# STATED GOAL
Keep only the lines that hold the string "crossover", filtering out the rest of the entries below.

# DATA TO PROCESS
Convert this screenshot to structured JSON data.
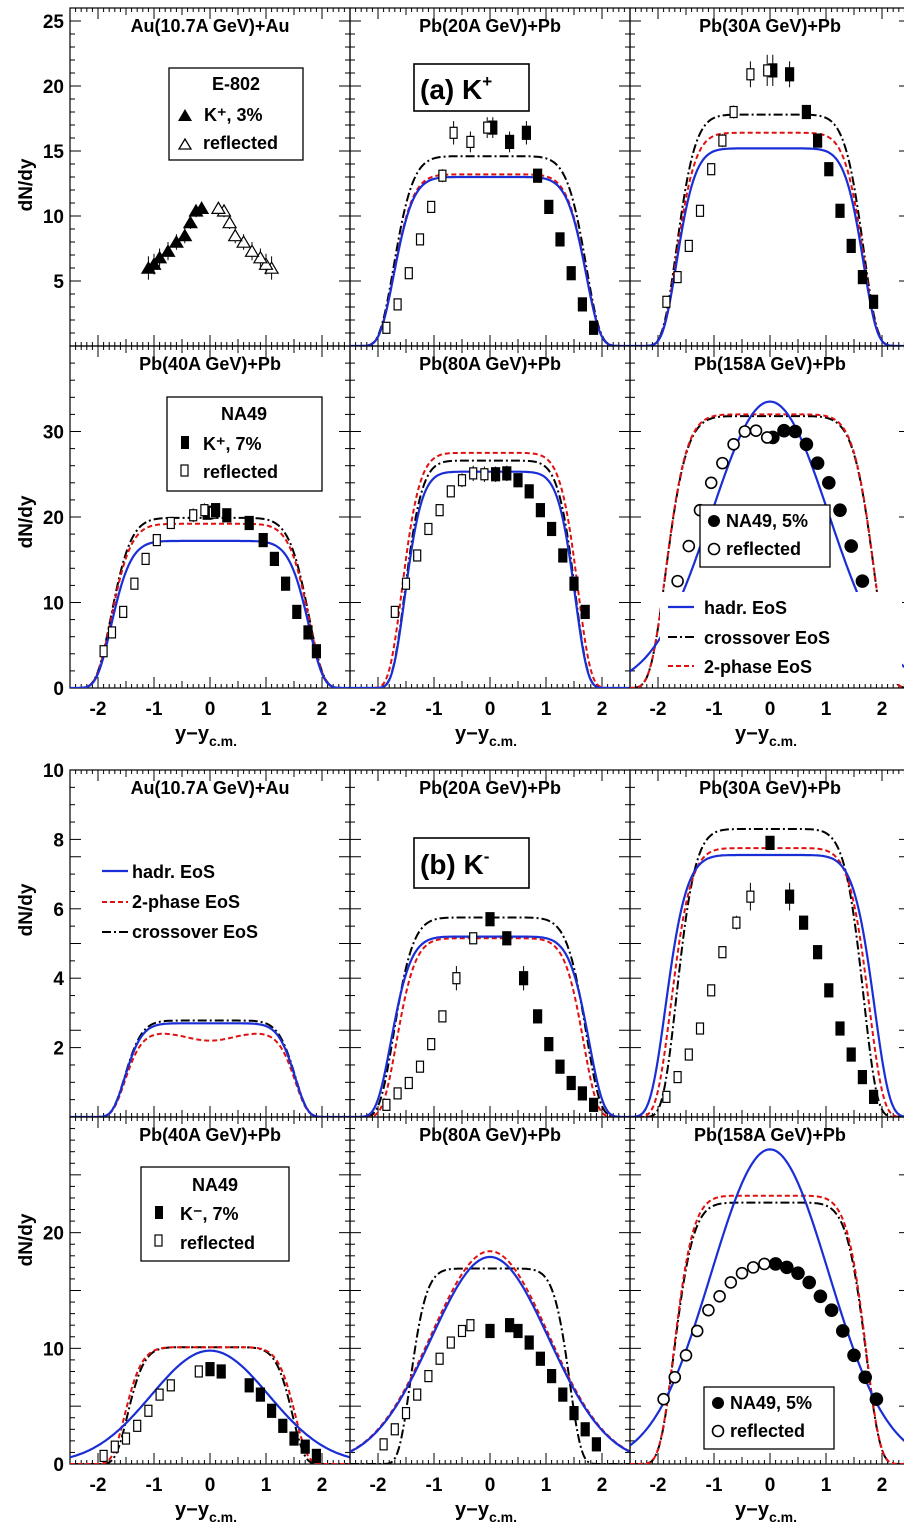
{
  "figure": {
    "label_a": "(a) K",
    "label_a_sup": "+",
    "label_b": "(b) K",
    "label_b_sup": "-",
    "ylabel": "dN/dy",
    "xlabel_main": "y−y",
    "xlabel_sub": "c.m.",
    "x_ticks": [
      "-2",
      "-1",
      "0",
      "1",
      "2"
    ]
  },
  "colors": {
    "hadr": "#1a2ed6",
    "twophase": "#e01010",
    "crossover": "#000000",
    "data": "#000000"
  },
  "legends": {
    "e802": {
      "title": "E-802",
      "k_entry": "K⁺, 3%",
      "reflected": "reflected"
    },
    "na49_kplus": {
      "title": "NA49",
      "k_entry": "K⁺, 7%",
      "reflected": "reflected"
    },
    "na49_5pct": {
      "k_entry": "NA49, 5%",
      "reflected": "reflected"
    },
    "eos_a": [
      "hadr. EoS",
      "crossover EoS",
      "2-phase EoS"
    ],
    "eos_b": [
      "hadr. EoS",
      "2-phase EoS",
      "crossover EoS"
    ],
    "na49_kminus": {
      "title": "NA49",
      "k_entry": "K⁻, 7%",
      "reflected": "reflected"
    }
  },
  "chart_data": [
    {
      "type": "line",
      "particle": "K+",
      "title": "Au(10.7A GeV)+Au",
      "ylim": [
        0,
        26
      ],
      "yticks": [
        5,
        10,
        15,
        20,
        25
      ],
      "xlim": [
        -2.5,
        2.5
      ],
      "marker": "triangle",
      "curves": {
        "hadr": {
          "w": 1.75,
          "plateau": 10.3,
          "dip": 0
        },
        "two": {
          "w": 1.75,
          "plateau": 10.1,
          "dip": 1.8
        },
        "cross": {
          "w": 1.75,
          "plateau": 10.6,
          "dip": 0
        }
      },
      "data": {
        "x": [
          -1.1,
          -1.0,
          -0.9,
          -0.75,
          -0.6,
          -0.45,
          -0.35,
          -0.25,
          -0.15
        ],
        "y": [
          6.0,
          6.3,
          6.8,
          7.3,
          8.0,
          8.5,
          9.5,
          10.4,
          10.6
        ],
        "err": [
          0.9,
          0.8,
          0.7,
          0.7,
          0.6,
          0.6,
          0.5,
          0.5,
          0.5
        ]
      }
    },
    {
      "type": "line",
      "particle": "K+",
      "title": "Pb(20A GeV)+Pb",
      "ylim": [
        0,
        26
      ],
      "yticks": [
        5,
        10,
        15,
        20,
        25
      ],
      "xlim": [
        -2.5,
        2.5
      ],
      "marker": "square",
      "curves": {
        "hadr": {
          "w": 1.75,
          "plateau": 13.0,
          "dip": 0
        },
        "two": {
          "w": 1.75,
          "plateau": 13.2,
          "dip": 0
        },
        "cross": {
          "w": 1.75,
          "plateau": 14.6,
          "dip": 0
        }
      },
      "data": {
        "x": [
          0.05,
          0.35,
          0.65,
          0.85,
          1.05,
          1.25,
          1.45,
          1.65,
          1.85
        ],
        "y": [
          16.8,
          15.7,
          16.4,
          13.1,
          10.7,
          8.2,
          5.6,
          3.2,
          1.4
        ],
        "err": [
          0.8,
          0.8,
          0.9,
          0.5,
          0.4,
          0.3,
          0.3,
          0.2,
          0.2
        ]
      }
    },
    {
      "type": "line",
      "particle": "K+",
      "title": "Pb(30A GeV)+Pb",
      "ylim": [
        0,
        26
      ],
      "yticks": [
        5,
        10,
        15,
        20,
        25
      ],
      "xlim": [
        -2.5,
        2.5
      ],
      "marker": "square",
      "curves": {
        "hadr": {
          "w": 1.7,
          "plateau": 15.2,
          "dip": 0
        },
        "two": {
          "w": 1.7,
          "plateau": 16.4,
          "dip": 0
        },
        "cross": {
          "w": 1.7,
          "plateau": 17.8,
          "dip": 0
        }
      },
      "data": {
        "x": [
          0.05,
          0.35,
          0.65,
          0.85,
          1.05,
          1.25,
          1.45,
          1.65,
          1.85
        ],
        "y": [
          21.2,
          20.9,
          18.0,
          15.8,
          13.6,
          10.4,
          7.7,
          5.3,
          3.4
        ],
        "err": [
          1.2,
          1.0,
          0.5,
          0.5,
          0.4,
          0.3,
          0.3,
          0.2,
          0.2
        ]
      }
    },
    {
      "type": "line",
      "particle": "K+",
      "title": "Pb(40A GeV)+Pb",
      "ylim": [
        0,
        40
      ],
      "yticks": [
        0,
        10,
        20,
        30
      ],
      "xlim": [
        -2.5,
        2.5
      ],
      "marker": "square",
      "curves": {
        "hadr": {
          "w": 1.8,
          "plateau": 17.2,
          "dip": 0
        },
        "two": {
          "w": 1.8,
          "plateau": 19.2,
          "dip": 0
        },
        "cross": {
          "w": 1.8,
          "plateau": 19.9,
          "dip": 0
        }
      },
      "data": {
        "x": [
          -0.05,
          0.1,
          0.3,
          0.7,
          0.95,
          1.15,
          1.35,
          1.55,
          1.75,
          1.9
        ],
        "y": [
          20.5,
          20.8,
          20.2,
          19.3,
          17.3,
          15.1,
          12.2,
          8.9,
          6.5,
          4.3
        ],
        "err": [
          0.8,
          0.8,
          0.8,
          0.6,
          0.6,
          0.5,
          0.5,
          0.4,
          0.3,
          0.3
        ]
      }
    },
    {
      "type": "line",
      "particle": "K+",
      "title": "Pb(80A GeV)+Pb",
      "ylim": [
        0,
        40
      ],
      "yticks": [
        0,
        10,
        20,
        30
      ],
      "xlim": [
        -2.5,
        2.5
      ],
      "marker": "square",
      "curves": {
        "hadr": {
          "w": 1.55,
          "plateau": 25.3,
          "dip": 0
        },
        "two": {
          "w": 1.6,
          "plateau": 27.5,
          "dip": 0
        },
        "cross": {
          "w": 1.55,
          "plateau": 26.6,
          "dip": 0
        }
      },
      "data": {
        "x": [
          0.1,
          0.3,
          0.5,
          0.7,
          0.9,
          1.1,
          1.3,
          1.5,
          1.7
        ],
        "y": [
          25.0,
          25.1,
          24.3,
          23.0,
          20.8,
          18.6,
          15.5,
          12.2,
          8.9
        ],
        "err": [
          0.9,
          0.9,
          0.8,
          0.7,
          0.6,
          0.6,
          0.5,
          0.5,
          0.4
        ]
      }
    },
    {
      "type": "line",
      "particle": "K+",
      "title": "Pb(158A GeV)+Pb",
      "ylim": [
        0,
        40
      ],
      "yticks": [
        0,
        10,
        20,
        30
      ],
      "xlim": [
        -2.5,
        2.5
      ],
      "marker": "circle",
      "curves": {
        "hadr": {
          "w": 0,
          "plateau": 33.5,
          "dip": 0
        },
        "two": {
          "w": 1.9,
          "plateau": 32.0,
          "dip": 0
        },
        "cross": {
          "w": 1.9,
          "plateau": 31.8,
          "dip": 0
        }
      },
      "data": {
        "x": [
          0.05,
          0.25,
          0.45,
          0.65,
          0.85,
          1.05,
          1.25,
          1.45,
          1.65,
          1.85
        ],
        "y": [
          29.3,
          30.1,
          30.0,
          28.5,
          26.3,
          24.0,
          20.8,
          16.6,
          12.5,
          6.5
        ],
        "err": [
          0.7,
          0.7,
          0.7,
          0.7,
          0.6,
          0.6,
          0.6,
          0.6,
          0.6,
          0.6
        ]
      }
    },
    {
      "type": "line",
      "particle": "K-",
      "title": "Au(10.7A GeV)+Au",
      "ylim": [
        0,
        10
      ],
      "yticks": [
        2,
        4,
        6,
        8,
        10
      ],
      "xlim": [
        -2.5,
        2.5
      ],
      "marker": "none",
      "curves": {
        "hadr": {
          "w": 1.55,
          "plateau": 2.7,
          "dip": 0
        },
        "two": {
          "w": 1.55,
          "plateau": 2.45,
          "dip": 0.25
        },
        "cross": {
          "w": 1.55,
          "plateau": 2.78,
          "dip": 0
        }
      },
      "data": {
        "x": [],
        "y": [],
        "err": []
      }
    },
    {
      "type": "line",
      "particle": "K-",
      "title": "Pb(20A GeV)+Pb",
      "ylim": [
        0,
        10
      ],
      "yticks": [
        2,
        4,
        6,
        8,
        10
      ],
      "xlim": [
        -2.5,
        2.5
      ],
      "marker": "square",
      "curves": {
        "hadr": {
          "w": 1.8,
          "plateau": 5.2,
          "dip": 0
        },
        "two": {
          "w": 1.7,
          "plateau": 5.15,
          "dip": 0
        },
        "cross": {
          "w": 1.75,
          "plateau": 5.75,
          "dip": 0
        }
      },
      "data": {
        "x": [
          0.0,
          0.3,
          0.6,
          0.85,
          1.05,
          1.25,
          1.45,
          1.65,
          1.85
        ],
        "y": [
          5.7,
          5.15,
          4.0,
          2.9,
          2.1,
          1.45,
          0.98,
          0.68,
          0.35
        ],
        "err": [
          0.15,
          0.15,
          0.35,
          0.12,
          0.1,
          0.08,
          0.07,
          0.06,
          0.05
        ]
      }
    },
    {
      "type": "line",
      "particle": "K-",
      "title": "Pb(30A GeV)+Pb",
      "ylim": [
        0,
        10
      ],
      "yticks": [
        2,
        4,
        6,
        8,
        10
      ],
      "xlim": [
        -2.5,
        2.5
      ],
      "marker": "square",
      "curves": {
        "hadr": {
          "w": 1.9,
          "plateau": 7.55,
          "dip": 0
        },
        "two": {
          "w": 1.8,
          "plateau": 7.75,
          "dip": 0
        },
        "cross": {
          "w": 1.7,
          "plateau": 8.3,
          "dip": 0
        }
      },
      "data": {
        "x": [
          0.0,
          0.35,
          0.6,
          0.85,
          1.05,
          1.25,
          1.45,
          1.65,
          1.85
        ],
        "y": [
          7.9,
          6.35,
          5.6,
          4.75,
          3.65,
          2.55,
          1.8,
          1.15,
          0.58
        ],
        "err": [
          0.15,
          0.4,
          0.2,
          0.15,
          0.12,
          0.1,
          0.08,
          0.07,
          0.06
        ]
      }
    },
    {
      "type": "line",
      "particle": "K-",
      "title": "Pb(40A GeV)+Pb",
      "ylim": [
        0,
        30
      ],
      "yticks": [
        0,
        10,
        20
      ],
      "xlim": [
        -2.5,
        2.5
      ],
      "marker": "square",
      "curves": {
        "hadr": {
          "w": 0,
          "plateau": 9.8,
          "dip": 0
        },
        "two": {
          "w": 1.55,
          "plateau": 10.1,
          "dip": 0
        },
        "cross": {
          "w": 1.5,
          "plateau": 10.1,
          "dip": 0
        }
      },
      "data": {
        "x": [
          0.0,
          0.2,
          0.7,
          0.9,
          1.1,
          1.3,
          1.5,
          1.7,
          1.9
        ],
        "y": [
          8.2,
          8.0,
          6.8,
          6.0,
          4.6,
          3.3,
          2.2,
          1.5,
          0.7
        ],
        "err": [
          0.3,
          0.3,
          0.3,
          0.3,
          0.2,
          0.2,
          0.2,
          0.1,
          0.1
        ]
      }
    },
    {
      "type": "line",
      "particle": "K-",
      "title": "Pb(80A GeV)+Pb",
      "ylim": [
        0,
        30
      ],
      "yticks": [
        0,
        10,
        20
      ],
      "xlim": [
        -2.5,
        2.5
      ],
      "marker": "square",
      "curves": {
        "hadr": {
          "w": 0,
          "plateau": 17.9,
          "dip": 0
        },
        "two": {
          "w": 0,
          "plateau": 18.4,
          "dip": 0
        },
        "cross": {
          "w": 1.45,
          "plateau": 16.9,
          "dip": 0
        }
      },
      "data": {
        "x": [
          0.0,
          0.35,
          0.5,
          0.7,
          0.9,
          1.1,
          1.3,
          1.5,
          1.7,
          1.9
        ],
        "y": [
          11.5,
          12.0,
          11.5,
          10.5,
          9.1,
          7.6,
          6.0,
          4.4,
          3.0,
          1.7
        ],
        "err": [
          0.4,
          0.4,
          0.4,
          0.4,
          0.3,
          0.3,
          0.3,
          0.2,
          0.2,
          0.2
        ]
      }
    },
    {
      "type": "line",
      "particle": "K-",
      "title": "Pb(158A GeV)+Pb",
      "ylim": [
        0,
        30
      ],
      "yticks": [
        0,
        10,
        20
      ],
      "xlim": [
        -2.5,
        2.5
      ],
      "marker": "circle",
      "curves": {
        "hadr": {
          "w": 0,
          "plateau": 27.2,
          "dip": 0
        },
        "two": {
          "w": 1.75,
          "plateau": 23.2,
          "dip": 0
        },
        "cross": {
          "w": 1.75,
          "plateau": 22.6,
          "dip": 0
        }
      },
      "data": {
        "x": [
          0.1,
          0.3,
          0.5,
          0.7,
          0.9,
          1.1,
          1.3,
          1.5,
          1.7,
          1.9
        ],
        "y": [
          17.3,
          17.0,
          16.5,
          15.7,
          14.5,
          13.3,
          11.5,
          9.4,
          7.5,
          5.6
        ],
        "err": [
          0.3,
          0.3,
          0.3,
          0.3,
          0.3,
          0.3,
          0.3,
          0.3,
          0.3,
          0.3
        ]
      }
    }
  ]
}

# OUTPUT FOR THIS EXERCISE
    "crossover": "#000000",
      "crossover EoS",
      "crossover EoS"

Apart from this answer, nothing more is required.